_THE TASK_:
Copy each line that contains the string "FeCl".

_PROVIDED DATA_:
-- start --

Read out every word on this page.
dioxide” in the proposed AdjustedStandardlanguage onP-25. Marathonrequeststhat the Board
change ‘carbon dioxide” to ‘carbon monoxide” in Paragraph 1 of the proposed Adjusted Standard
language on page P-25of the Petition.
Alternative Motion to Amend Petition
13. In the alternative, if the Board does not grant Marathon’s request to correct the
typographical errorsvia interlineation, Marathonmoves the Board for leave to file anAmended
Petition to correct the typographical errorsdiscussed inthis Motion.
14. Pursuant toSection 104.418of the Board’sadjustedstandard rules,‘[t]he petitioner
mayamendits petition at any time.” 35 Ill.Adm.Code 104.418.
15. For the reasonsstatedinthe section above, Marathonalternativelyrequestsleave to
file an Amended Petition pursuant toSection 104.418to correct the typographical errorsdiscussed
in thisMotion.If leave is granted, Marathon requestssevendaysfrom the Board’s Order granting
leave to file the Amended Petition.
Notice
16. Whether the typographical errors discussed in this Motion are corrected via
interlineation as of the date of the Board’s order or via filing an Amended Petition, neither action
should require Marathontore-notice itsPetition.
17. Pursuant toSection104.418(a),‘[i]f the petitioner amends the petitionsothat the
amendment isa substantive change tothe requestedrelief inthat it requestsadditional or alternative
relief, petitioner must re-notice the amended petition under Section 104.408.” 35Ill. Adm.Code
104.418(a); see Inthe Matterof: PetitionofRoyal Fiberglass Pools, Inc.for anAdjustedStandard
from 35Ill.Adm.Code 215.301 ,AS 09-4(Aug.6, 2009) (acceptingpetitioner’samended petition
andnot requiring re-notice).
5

-- end --
-- start --

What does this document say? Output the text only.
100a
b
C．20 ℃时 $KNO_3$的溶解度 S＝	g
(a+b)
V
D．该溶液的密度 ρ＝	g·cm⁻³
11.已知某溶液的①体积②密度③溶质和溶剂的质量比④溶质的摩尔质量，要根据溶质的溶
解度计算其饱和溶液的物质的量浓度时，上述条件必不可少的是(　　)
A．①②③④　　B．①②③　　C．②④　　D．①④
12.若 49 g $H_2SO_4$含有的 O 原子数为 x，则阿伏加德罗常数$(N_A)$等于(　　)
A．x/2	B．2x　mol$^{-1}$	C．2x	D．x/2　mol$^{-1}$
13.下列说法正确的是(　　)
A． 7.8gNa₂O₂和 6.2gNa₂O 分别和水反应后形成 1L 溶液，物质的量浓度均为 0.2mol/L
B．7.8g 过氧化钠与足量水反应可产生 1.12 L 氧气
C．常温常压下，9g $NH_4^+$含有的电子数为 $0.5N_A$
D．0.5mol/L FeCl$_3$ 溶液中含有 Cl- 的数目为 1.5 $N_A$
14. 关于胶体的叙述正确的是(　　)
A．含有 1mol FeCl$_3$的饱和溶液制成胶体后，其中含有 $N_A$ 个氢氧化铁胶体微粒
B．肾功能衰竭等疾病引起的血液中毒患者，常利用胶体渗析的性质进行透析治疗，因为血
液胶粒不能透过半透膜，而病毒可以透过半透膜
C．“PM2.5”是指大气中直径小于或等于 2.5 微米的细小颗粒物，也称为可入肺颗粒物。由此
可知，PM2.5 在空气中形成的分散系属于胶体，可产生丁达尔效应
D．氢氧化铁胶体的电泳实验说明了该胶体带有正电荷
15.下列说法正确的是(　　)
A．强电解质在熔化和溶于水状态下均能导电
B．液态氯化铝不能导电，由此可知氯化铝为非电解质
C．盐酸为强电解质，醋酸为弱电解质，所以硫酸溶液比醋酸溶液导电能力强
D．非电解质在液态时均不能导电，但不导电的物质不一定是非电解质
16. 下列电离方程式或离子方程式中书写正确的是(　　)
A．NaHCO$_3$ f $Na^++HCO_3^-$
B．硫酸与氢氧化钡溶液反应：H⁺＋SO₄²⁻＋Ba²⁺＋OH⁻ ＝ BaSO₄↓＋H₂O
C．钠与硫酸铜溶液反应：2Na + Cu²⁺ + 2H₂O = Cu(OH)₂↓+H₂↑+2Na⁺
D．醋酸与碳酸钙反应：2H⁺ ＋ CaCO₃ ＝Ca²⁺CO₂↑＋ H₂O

-- end --
-- start --

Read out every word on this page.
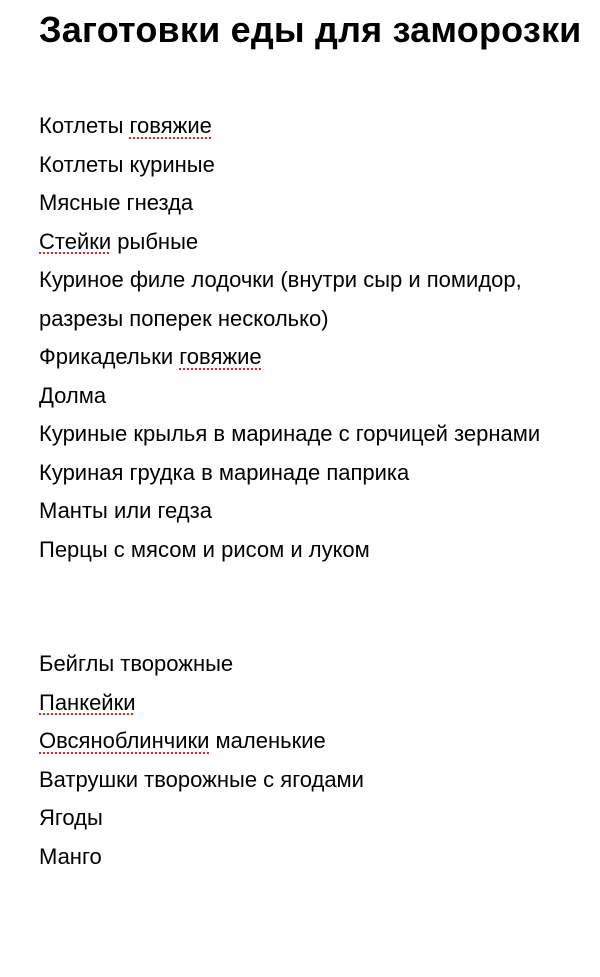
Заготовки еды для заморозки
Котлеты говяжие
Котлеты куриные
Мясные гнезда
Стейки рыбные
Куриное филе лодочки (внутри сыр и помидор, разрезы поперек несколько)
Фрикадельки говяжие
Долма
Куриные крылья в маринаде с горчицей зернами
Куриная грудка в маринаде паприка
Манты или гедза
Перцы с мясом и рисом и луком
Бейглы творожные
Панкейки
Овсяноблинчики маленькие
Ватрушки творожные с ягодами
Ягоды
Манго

-- end --

_OUTPUT OF THE EXERCISE_:
D．0.5mol/L FeCl$_3$ 溶液中含有 Cl- 的数目为 1.5 $N_A$
A．含有 1mol FeCl$_3$的饱和溶液制成胶体后，其中含有 $N_A$ 个氢氧化铁胶体微粒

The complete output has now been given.